**Page text**
++++++++++++++++++++

Recently, an awesome blog post found me that started with this sentence:
Have you ever wanted to build a LED matrix display using hand-crafting methods, such as sewing, weaving, or papercraft?
I've been itching to wire some tiny surface-mount LEDs in some kind of flexible multi-plexed array since this spring, when I semi-accidentally ended up with 1000 pink LEDs in my posession. In my mind, I was seeing some kind of dense fabric-y geodesic dome.
My friend Galen shared excitement about Charlieplexing last year, something I've been vaguely aware of for a while, but never dug into. Its wiki article and M Rule's blog have neat ways to describe Charlieplexing, but the essence of how I now understand it is this:
Every pin connects to every other pin through an LED. Put every pin in
INPUT mode so they're electrically disconnected.
To turn on one specific LED, write the pin connected to that LED's cathode (negative side) to output
LOW, and the one connected to its anode
Double the number of LEDs from there by hooking them up parallel pairs with one turned backward – swap the
HIGH to reverse the current flow, lighting one or the other of any pair.

++++++++++++++++++++

**Items**
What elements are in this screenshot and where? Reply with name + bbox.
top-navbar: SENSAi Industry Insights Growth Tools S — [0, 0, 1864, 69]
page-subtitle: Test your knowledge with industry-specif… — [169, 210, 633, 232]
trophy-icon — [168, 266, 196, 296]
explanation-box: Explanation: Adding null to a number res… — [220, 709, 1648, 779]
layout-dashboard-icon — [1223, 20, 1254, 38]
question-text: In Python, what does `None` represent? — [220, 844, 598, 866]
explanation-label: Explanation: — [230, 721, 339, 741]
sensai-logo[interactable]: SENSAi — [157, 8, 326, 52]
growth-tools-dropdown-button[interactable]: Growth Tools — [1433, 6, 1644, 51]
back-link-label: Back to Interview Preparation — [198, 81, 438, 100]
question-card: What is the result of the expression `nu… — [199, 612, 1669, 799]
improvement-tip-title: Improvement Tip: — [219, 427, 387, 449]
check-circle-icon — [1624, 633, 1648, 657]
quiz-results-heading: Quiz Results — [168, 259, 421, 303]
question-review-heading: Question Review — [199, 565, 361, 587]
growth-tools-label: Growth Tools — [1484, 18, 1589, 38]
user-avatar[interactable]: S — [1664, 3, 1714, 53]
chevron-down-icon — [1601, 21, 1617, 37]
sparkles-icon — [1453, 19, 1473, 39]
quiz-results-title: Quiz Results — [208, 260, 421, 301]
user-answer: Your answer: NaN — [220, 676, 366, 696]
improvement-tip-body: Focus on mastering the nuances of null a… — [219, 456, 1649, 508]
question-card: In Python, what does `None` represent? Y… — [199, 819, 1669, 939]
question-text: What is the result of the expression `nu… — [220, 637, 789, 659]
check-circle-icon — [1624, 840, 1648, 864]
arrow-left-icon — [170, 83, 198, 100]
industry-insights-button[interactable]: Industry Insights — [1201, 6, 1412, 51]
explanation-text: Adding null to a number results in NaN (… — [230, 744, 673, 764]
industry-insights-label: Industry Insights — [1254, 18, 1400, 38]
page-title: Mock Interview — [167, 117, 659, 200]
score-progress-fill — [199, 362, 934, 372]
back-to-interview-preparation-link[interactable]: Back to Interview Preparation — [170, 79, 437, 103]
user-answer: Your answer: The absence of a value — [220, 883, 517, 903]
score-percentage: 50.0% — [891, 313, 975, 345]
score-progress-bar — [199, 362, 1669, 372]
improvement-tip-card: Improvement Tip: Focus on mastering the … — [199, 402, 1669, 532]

++++++++++++++++++++

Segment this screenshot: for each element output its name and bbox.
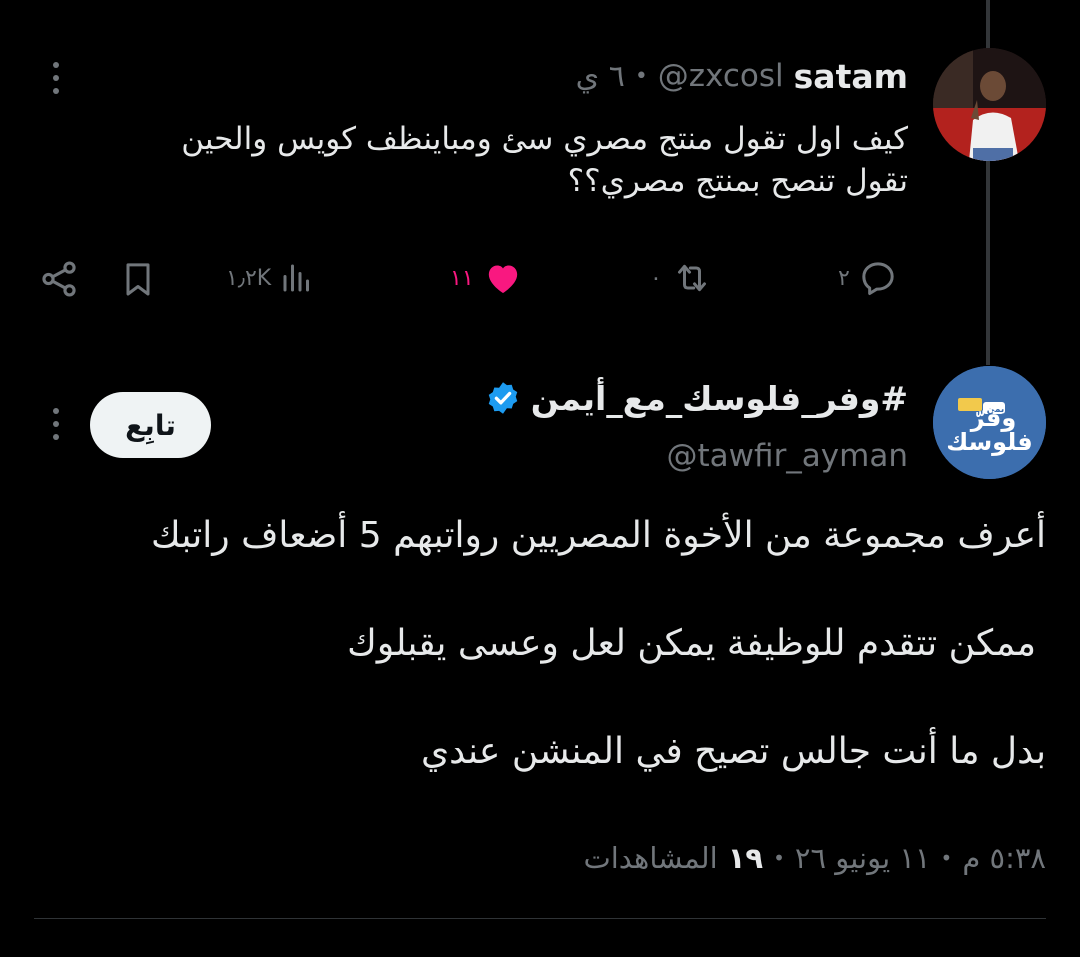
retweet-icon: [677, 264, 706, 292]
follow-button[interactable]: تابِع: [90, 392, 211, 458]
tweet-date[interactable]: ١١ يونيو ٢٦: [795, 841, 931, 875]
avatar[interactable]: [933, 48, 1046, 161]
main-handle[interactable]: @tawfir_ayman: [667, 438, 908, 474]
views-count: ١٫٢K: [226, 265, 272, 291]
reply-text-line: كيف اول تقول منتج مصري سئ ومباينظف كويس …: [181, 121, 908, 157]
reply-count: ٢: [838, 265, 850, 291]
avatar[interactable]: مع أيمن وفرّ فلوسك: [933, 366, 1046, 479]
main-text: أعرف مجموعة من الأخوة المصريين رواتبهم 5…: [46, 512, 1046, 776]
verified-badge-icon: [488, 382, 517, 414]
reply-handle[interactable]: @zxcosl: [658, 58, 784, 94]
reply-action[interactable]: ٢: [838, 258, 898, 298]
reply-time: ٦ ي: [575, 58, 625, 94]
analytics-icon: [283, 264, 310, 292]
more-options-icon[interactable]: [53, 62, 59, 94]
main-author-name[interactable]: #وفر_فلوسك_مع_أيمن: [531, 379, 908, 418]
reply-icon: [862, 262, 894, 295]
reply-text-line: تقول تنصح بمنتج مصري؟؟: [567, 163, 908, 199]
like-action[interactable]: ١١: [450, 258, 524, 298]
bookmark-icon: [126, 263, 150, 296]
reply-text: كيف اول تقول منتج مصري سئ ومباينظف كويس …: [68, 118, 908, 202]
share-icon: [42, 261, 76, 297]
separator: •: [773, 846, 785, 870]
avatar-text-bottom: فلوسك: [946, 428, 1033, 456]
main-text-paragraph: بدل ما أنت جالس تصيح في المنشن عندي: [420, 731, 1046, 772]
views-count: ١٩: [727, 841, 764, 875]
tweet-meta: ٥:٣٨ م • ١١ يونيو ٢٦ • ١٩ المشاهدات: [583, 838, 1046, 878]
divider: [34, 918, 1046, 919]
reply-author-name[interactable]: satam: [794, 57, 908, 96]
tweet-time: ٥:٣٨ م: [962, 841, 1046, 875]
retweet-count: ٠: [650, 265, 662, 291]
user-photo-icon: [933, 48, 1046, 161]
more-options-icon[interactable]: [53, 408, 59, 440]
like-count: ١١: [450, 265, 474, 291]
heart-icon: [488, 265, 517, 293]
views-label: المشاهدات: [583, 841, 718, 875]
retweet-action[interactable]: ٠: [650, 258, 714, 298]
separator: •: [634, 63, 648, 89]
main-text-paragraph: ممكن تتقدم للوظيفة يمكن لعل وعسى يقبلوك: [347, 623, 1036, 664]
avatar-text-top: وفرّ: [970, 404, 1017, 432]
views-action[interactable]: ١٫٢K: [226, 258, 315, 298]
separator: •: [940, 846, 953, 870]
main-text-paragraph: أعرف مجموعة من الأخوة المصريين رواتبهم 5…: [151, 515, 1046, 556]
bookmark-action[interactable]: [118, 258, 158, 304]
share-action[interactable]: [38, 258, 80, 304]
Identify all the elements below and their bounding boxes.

++++++++++++++++++++

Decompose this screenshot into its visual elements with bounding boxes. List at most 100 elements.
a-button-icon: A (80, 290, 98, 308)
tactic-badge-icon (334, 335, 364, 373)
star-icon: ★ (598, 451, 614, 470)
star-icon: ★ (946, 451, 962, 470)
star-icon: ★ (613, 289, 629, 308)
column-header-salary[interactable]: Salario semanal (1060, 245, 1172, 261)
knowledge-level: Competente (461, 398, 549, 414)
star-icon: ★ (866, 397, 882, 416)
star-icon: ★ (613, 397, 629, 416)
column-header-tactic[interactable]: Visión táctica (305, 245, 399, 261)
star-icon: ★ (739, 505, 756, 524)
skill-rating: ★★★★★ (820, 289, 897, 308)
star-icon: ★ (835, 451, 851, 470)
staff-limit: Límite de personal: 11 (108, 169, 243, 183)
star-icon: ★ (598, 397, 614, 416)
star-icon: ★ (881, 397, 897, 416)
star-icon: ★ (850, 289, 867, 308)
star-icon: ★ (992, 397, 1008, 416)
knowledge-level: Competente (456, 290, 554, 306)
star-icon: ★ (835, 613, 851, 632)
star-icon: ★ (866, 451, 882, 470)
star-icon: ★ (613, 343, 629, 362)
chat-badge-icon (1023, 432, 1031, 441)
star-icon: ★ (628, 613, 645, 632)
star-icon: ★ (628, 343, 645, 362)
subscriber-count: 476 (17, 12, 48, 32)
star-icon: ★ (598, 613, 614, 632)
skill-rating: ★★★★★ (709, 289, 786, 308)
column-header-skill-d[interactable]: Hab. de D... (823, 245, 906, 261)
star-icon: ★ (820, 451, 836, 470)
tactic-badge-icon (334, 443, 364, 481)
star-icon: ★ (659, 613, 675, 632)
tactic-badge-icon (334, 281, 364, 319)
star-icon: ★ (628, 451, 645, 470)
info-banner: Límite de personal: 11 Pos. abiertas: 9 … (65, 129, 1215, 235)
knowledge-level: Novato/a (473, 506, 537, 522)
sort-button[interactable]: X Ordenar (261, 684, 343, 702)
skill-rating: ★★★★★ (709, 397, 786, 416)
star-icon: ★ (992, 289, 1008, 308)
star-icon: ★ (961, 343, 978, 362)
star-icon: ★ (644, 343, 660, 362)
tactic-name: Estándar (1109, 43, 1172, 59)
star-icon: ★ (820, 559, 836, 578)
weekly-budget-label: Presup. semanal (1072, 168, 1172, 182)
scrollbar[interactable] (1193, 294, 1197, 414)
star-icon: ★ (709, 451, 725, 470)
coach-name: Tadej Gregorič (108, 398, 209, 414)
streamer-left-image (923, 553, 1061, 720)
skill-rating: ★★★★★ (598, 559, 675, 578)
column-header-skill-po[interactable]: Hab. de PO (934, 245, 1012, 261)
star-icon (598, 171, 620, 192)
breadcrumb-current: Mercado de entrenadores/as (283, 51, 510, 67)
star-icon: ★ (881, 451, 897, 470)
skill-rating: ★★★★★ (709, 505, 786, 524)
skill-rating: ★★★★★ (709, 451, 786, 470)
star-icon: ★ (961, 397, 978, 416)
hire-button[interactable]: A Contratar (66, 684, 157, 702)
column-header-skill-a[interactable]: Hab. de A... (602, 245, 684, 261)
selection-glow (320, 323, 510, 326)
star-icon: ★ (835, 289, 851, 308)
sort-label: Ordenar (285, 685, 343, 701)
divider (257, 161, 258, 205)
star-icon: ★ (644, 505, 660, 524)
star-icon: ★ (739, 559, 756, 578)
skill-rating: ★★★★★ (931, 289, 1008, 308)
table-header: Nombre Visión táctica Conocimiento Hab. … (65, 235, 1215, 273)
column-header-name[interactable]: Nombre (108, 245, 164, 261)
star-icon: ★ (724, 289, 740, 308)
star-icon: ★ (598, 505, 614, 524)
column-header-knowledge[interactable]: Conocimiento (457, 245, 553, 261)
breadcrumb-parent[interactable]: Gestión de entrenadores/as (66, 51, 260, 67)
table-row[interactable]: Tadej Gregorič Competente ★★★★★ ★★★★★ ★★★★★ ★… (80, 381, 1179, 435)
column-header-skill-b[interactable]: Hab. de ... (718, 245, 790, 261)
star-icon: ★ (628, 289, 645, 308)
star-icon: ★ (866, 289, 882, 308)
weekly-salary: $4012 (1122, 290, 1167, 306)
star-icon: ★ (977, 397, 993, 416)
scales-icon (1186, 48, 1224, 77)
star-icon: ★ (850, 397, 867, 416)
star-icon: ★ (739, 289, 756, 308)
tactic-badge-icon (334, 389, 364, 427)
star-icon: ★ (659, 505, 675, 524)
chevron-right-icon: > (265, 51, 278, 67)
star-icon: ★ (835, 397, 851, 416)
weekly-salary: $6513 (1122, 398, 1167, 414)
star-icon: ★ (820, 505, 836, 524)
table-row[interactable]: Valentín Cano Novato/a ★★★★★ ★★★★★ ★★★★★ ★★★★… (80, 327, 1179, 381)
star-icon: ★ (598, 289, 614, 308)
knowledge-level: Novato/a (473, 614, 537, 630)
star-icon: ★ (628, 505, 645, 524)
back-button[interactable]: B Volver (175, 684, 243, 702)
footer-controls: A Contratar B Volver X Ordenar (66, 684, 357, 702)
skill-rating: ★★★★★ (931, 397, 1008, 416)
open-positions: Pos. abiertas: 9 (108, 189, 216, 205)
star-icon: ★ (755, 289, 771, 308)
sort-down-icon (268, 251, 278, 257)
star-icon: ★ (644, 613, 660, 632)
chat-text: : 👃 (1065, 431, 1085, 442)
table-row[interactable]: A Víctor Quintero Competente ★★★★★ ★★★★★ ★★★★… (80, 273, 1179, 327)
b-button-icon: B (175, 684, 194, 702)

++++++++++++++++++++

**Request A**
Summarize the Charlieplexing blog post in two sentences.
**Request B**
Write out the part of the Charlieplexing blog post starting with "Recently, an awesome" and going on through "they're electrically disconnected.".
The listing is separate material and has nothing to do with the blog post.

**Final answer A**
Since ending up with 1000 pink LEDs this spring, the writer has wanted to wire tiny surface-mount LEDs into a flexible multiplexed array, and a friend's excitement drew the writer toward Charlieplexing. As the writer understands it, every pin connects to every other pin through an LED, all pins start in input mode, one LED lights when the pin at its cathode is set to output low, and parallel pairs with one LED turned backward double the number of LEDs.

**Final answer B**
Recently, an awesome blog post found me that started with this sentence:
Have you ever wanted to build a LED matrix display using hand-crafting methods, such as sewing, weaving, or papercraft?
I've been itching to wire some tiny surface-mount LEDs in some kind of flexible multi-plexed array since this spring, when I semi-accidentally ended up with 1000 pink LEDs in my posession. In my mind, I was seeing some kind of dense fabric-y geodesic dome.
My friend Galen shared excitement about Charlieplexing last year, something I've been vaguely aware of for a while, but never dug into. Its wiki article and M Rule's blog have neat ways to describe Charlieplexing, but the essence of how I now understand it is this:
Every pin connects to every other pin through an LED. Put every pin in
INPUT mode so they're electrically disconnected.